§ **Items listed in a dataset**
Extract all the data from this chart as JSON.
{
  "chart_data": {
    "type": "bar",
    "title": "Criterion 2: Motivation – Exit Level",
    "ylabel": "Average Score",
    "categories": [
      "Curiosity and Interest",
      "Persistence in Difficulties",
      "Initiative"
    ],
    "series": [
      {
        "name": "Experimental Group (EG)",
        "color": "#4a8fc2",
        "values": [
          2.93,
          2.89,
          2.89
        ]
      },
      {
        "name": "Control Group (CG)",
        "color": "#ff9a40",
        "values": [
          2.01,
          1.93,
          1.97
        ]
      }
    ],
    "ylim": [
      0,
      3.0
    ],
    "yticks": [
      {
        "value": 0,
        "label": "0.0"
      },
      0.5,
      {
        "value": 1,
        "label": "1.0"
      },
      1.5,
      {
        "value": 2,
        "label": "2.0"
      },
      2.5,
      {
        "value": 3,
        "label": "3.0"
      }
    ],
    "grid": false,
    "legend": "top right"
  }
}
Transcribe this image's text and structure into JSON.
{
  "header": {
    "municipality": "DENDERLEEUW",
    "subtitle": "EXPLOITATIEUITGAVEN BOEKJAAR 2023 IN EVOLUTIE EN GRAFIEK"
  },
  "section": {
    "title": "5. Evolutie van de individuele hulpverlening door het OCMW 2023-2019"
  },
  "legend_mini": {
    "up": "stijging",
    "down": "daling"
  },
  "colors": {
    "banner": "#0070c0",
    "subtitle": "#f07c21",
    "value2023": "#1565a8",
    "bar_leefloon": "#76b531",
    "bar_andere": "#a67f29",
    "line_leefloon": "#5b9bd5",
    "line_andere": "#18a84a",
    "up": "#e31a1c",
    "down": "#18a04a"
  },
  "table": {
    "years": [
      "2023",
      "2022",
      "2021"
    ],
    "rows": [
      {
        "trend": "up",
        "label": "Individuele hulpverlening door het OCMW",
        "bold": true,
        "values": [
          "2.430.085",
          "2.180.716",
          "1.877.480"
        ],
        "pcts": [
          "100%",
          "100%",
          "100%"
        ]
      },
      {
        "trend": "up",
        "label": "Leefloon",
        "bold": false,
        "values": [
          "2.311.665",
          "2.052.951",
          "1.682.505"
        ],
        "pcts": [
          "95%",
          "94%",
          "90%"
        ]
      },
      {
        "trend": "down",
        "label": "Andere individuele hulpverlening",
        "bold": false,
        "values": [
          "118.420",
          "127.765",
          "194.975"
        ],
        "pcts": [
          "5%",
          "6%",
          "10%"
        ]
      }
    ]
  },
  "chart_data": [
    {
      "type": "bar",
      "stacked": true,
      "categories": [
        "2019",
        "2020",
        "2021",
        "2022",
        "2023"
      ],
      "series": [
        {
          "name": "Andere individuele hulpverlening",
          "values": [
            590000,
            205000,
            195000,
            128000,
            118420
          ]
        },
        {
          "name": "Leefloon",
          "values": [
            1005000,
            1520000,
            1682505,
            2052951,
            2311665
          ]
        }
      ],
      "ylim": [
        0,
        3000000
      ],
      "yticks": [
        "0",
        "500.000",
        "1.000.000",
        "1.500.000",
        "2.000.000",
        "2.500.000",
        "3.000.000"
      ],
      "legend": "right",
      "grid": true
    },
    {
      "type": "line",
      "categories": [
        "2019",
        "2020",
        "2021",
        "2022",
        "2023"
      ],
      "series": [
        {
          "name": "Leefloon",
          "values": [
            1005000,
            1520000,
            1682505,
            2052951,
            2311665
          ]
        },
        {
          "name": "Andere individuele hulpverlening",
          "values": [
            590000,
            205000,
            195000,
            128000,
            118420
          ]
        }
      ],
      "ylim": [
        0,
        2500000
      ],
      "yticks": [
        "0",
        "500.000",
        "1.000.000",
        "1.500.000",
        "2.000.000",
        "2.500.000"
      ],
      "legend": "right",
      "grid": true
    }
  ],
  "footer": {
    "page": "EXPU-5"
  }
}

§ **PROBLEM**
Please restate the records in full, word for word.

§ **EXPECTED ANSWER**
Extract all the data from this chart as JSON.
{
  "chart_data": {
    "type": "bar",
    "title": "Criterion 2: Motivation – Exit Level",
    "ylabel": "Average Score",
    "categories": [
      "Curiosity and Interest",
      "Persistence in Difficulties",
      "Initiative"
    ],
    "series": [
      {
        "name": "Experimental Group (EG)",
        "color": "#4a8fc2",
        "values": [
          2.93,
          2.89,
          2.89
        ]
      },
      {
        "name": "Control Group (CG)",
        "color": "#ff9a40",
        "values": [
          2.01,
          1.93,
          1.97
        ]
      }
    ],
    "ylim": [
      0,
      3.0
    ],
    "yticks": [
      {
        "value": 0,
        "label": "0.0"
      },
      0.5,
      {
        "value": 1,
        "label": "1.0"
      },
      1.5,
      {
        "value": 2,
        "label": "2.0"
      },
      2.5,
      {
        "value": 3,
        "label": "3.0"
      }
    ],
    "grid": false,
    "legend": "top right"
  }
}
Transcribe this image's text and structure into JSON.
{
  "header": {
    "municipality": "DENDERLEEUW",
    "subtitle": "EXPLOITATIEUITGAVEN BOEKJAAR 2023 IN EVOLUTIE EN GRAFIEK"
  },
  "section": {
    "title": "5. Evolutie van de individuele hulpverlening door het OCMW 2023-2019"
  },
  "legend_mini": {
    "up": "stijging",
    "down": "daling"
  },
  "colors": {
    "banner": "#0070c0",
    "subtitle": "#f07c21",
    "value2023": "#1565a8",
    "bar_leefloon": "#76b531",
    "bar_andere": "#a67f29",
    "line_leefloon": "#5b9bd5",
    "line_andere": "#18a84a",
    "up": "#e31a1c",
    "down": "#18a04a"
  },
  "table": {
    "years": [
      "2023",
      "2022",
      "2021"
    ],
    "rows": [
      {
        "trend": "up",
        "label": "Individuele hulpverlening door het OCMW",
        "bold": true,
        "values": [
          "2.430.085",
          "2.180.716",
          "1.877.480"
        ],
        "pcts": [
          "100%",
          "100%",
          "100%"
        ]
      },
      {
        "trend": "up",
        "label": "Leefloon",
        "bold": false,
        "values": [
          "2.311.665",
          "2.052.951",
          "1.682.505"
        ],
        "pcts": [
          "95%",
          "94%",
          "90%"
        ]
      },
      {
        "trend": "down",
        "label": "Andere individuele hulpverlening",
        "bold": false,
        "values": [
          "118.420",
          "127.765",
          "194.975"
        ],
        "pcts": [
          "5%",
          "6%",
          "10%"
        ]
      }
    ]
  },
  "chart_data": [
    {
      "type": "bar",
      "stacked": true,
      "categories": [
        "2019",
        "2020",
        "2021",
        "2022",
        "2023"
      ],
      "series": [
        {
          "name": "Andere individuele hulpverlening",
          "values": [
            590000,
            205000,
            195000,
            128000,
            118420
          ]
        },
        {
          "name": "Leefloon",
          "values": [
            1005000,
            1520000,
            1682505,
            2052951,
            2311665
          ]
        }
      ],
      "ylim": [
        0,
        3000000
      ],
      "yticks": [
        "0",
        "500.000",
        "1.000.000",
        "1.500.000",
        "2.000.000",
        "2.500.000",
        "3.000.000"
      ],
      "legend": "right",
      "grid": true
    },
    {
      "type": "line",
      "categories": [
        "2019",
        "2020",
        "2021",
        "2022",
        "2023"
      ],
      "series": [
        {
          "name": "Leefloon",
          "values": [
            1005000,
            1520000,
            1682505,
            2052951,
            2311665
          ]
        },
        {
          "name": "Andere individuele hulpverlening",
          "values": [
            590000,
            205000,
            195000,
            128000,
            118420
          ]
        }
      ],
      "ylim": [
        0,
        2500000
      ],
      "yticks": [
        "0",
        "500.000",
        "1.000.000",
        "1.500.000",
        "2.000.000",
        "2.500.000"
      ],
      "legend": "right",
      "grid": true
    }
  ],
  "footer": {
    "page": "EXPU-5"
  }
}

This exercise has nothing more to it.